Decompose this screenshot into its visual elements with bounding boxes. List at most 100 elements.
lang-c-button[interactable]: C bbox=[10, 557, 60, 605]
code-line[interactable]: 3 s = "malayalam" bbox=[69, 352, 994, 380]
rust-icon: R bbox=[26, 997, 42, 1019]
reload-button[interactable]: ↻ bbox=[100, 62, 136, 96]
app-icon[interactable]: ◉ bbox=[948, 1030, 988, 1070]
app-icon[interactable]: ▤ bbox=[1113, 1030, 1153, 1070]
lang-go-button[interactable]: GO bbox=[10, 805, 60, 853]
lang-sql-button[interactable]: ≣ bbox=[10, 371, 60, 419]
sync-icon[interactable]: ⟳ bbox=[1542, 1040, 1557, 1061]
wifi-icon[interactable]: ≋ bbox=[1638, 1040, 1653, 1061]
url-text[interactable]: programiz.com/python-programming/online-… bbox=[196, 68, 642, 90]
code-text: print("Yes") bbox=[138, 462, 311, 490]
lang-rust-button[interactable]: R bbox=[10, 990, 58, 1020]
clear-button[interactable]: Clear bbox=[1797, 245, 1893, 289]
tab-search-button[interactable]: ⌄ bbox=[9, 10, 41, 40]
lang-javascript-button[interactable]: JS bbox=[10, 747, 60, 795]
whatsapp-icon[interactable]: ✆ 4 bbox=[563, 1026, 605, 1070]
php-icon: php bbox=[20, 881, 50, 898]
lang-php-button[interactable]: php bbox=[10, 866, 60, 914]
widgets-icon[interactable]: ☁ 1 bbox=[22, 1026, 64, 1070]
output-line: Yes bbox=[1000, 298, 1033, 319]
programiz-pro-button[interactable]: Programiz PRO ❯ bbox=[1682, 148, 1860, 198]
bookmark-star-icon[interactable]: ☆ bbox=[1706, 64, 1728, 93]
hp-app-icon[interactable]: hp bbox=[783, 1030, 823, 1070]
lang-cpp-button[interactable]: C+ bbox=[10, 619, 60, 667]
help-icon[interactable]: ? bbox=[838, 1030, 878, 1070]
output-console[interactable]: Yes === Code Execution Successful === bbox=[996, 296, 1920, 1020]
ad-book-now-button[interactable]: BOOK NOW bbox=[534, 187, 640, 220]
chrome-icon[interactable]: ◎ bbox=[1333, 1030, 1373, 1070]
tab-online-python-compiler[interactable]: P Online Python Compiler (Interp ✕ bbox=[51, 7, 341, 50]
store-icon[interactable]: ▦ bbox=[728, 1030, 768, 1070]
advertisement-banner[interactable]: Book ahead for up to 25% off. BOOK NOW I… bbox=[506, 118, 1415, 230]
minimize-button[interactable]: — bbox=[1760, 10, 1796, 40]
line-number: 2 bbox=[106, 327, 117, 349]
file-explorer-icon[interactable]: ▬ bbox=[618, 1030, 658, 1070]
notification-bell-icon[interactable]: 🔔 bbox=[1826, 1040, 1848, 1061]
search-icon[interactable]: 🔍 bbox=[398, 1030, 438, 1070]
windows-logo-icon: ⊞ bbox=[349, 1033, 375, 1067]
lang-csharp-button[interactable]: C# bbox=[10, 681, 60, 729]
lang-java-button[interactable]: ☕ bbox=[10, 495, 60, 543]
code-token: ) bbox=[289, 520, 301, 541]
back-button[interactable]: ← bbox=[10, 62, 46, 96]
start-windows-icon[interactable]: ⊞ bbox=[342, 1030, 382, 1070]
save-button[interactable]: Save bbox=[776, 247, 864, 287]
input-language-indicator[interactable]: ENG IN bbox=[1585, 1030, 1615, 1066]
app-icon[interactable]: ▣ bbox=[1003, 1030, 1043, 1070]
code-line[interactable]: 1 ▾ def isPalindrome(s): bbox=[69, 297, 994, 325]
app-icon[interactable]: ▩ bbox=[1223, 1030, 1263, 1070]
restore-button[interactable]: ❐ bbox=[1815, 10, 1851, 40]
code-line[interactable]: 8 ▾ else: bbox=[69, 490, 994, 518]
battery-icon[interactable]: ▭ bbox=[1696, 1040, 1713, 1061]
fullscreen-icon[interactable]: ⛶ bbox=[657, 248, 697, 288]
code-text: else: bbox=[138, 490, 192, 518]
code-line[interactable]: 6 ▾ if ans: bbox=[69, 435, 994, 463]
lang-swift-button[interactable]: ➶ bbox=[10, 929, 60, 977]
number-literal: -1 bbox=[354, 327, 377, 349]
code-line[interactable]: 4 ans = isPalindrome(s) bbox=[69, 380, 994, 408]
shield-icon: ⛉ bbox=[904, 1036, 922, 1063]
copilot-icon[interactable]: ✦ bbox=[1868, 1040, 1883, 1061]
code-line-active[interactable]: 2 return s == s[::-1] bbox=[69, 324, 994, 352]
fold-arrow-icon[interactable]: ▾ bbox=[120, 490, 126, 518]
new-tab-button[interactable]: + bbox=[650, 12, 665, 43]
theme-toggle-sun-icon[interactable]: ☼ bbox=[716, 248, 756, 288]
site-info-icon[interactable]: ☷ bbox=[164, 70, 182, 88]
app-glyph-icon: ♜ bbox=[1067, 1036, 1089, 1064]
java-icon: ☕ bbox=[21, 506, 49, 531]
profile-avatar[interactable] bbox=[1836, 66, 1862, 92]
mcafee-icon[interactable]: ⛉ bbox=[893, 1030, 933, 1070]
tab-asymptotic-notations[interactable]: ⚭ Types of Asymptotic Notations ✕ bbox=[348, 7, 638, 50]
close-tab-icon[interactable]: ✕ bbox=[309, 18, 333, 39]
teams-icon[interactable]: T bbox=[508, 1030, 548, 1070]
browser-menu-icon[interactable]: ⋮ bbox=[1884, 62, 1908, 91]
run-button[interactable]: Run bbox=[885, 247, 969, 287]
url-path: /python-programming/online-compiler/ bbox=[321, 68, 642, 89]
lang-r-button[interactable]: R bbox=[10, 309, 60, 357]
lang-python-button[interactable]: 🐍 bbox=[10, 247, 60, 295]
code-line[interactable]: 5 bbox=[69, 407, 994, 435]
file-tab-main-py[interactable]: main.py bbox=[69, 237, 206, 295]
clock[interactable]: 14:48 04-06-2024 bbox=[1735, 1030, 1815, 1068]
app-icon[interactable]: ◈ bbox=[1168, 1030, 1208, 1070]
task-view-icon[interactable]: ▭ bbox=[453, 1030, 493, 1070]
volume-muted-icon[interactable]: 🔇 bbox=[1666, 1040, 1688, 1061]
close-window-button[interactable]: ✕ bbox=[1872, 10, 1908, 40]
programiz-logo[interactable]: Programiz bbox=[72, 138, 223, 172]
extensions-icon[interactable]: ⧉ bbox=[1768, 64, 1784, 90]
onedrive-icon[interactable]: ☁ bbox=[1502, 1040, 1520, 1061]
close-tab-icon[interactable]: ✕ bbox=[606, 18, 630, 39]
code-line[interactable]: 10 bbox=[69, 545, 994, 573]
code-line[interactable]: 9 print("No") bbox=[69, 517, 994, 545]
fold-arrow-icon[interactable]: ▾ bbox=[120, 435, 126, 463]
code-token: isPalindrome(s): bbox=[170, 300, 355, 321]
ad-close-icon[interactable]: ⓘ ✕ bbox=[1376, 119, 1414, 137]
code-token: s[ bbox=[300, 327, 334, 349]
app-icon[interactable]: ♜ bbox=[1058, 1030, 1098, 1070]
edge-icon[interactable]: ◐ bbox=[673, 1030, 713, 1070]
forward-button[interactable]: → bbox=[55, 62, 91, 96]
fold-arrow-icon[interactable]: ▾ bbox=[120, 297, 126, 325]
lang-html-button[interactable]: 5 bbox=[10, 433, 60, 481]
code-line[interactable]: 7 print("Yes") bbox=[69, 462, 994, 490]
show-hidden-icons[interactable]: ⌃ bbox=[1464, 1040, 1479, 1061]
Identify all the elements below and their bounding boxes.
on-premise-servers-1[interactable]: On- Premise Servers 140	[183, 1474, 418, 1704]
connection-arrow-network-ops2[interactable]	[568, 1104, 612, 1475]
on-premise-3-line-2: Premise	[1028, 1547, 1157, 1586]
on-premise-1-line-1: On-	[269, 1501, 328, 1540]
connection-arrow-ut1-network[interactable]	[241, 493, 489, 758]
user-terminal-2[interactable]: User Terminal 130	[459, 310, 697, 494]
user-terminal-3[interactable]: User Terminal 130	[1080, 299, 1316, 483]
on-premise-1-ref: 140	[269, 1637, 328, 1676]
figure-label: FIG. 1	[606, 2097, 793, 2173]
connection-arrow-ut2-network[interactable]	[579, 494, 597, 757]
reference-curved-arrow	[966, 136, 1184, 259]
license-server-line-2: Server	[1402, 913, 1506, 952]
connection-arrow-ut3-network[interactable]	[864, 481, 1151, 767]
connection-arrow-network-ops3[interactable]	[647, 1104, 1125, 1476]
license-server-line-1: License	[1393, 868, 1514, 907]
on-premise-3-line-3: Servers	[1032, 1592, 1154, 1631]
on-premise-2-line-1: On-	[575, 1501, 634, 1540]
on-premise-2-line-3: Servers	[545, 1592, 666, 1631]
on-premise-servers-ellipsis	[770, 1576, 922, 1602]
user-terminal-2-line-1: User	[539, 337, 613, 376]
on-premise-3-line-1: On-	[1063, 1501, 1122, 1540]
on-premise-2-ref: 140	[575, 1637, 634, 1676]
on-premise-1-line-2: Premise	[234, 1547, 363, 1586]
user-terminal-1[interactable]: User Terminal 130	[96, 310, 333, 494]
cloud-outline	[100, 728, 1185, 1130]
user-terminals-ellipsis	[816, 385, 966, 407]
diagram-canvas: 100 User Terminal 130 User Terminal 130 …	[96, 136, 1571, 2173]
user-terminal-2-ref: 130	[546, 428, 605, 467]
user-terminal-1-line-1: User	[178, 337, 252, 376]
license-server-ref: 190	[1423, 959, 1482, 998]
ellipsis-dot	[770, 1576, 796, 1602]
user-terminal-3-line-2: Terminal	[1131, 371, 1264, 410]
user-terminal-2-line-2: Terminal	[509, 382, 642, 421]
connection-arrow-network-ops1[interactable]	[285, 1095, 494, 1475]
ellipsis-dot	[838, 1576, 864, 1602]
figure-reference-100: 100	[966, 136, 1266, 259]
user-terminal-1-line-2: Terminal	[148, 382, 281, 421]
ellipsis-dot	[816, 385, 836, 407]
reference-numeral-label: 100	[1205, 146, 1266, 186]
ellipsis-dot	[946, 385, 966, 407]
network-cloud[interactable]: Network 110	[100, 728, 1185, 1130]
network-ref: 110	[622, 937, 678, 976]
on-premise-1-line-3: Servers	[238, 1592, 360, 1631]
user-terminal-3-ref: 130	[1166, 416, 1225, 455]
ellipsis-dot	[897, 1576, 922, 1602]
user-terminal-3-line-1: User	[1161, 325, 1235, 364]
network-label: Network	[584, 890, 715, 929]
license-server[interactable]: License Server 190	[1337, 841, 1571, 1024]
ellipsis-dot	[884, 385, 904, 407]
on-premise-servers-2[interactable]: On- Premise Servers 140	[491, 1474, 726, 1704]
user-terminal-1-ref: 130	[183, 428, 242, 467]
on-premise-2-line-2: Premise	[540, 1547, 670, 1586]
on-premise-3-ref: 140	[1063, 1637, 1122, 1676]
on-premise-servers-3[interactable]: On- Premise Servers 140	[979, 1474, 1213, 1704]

- _Direction_
Retype everything from the first line of the data down to the line containing "reload-button[interactable]: ↻ bbox=[100, 62, 136, 96]", with both of those lines included.

- _Task solution_
Decompose this screenshot into its visual elements with bounding boxes. List at most 100 elements.
lang-c-button[interactable]: C bbox=[10, 557, 60, 605]
code-line[interactable]: 3 s = "malayalam" bbox=[69, 352, 994, 380]
rust-icon: R bbox=[26, 997, 42, 1019]
reload-button[interactable]: ↻ bbox=[100, 62, 136, 96]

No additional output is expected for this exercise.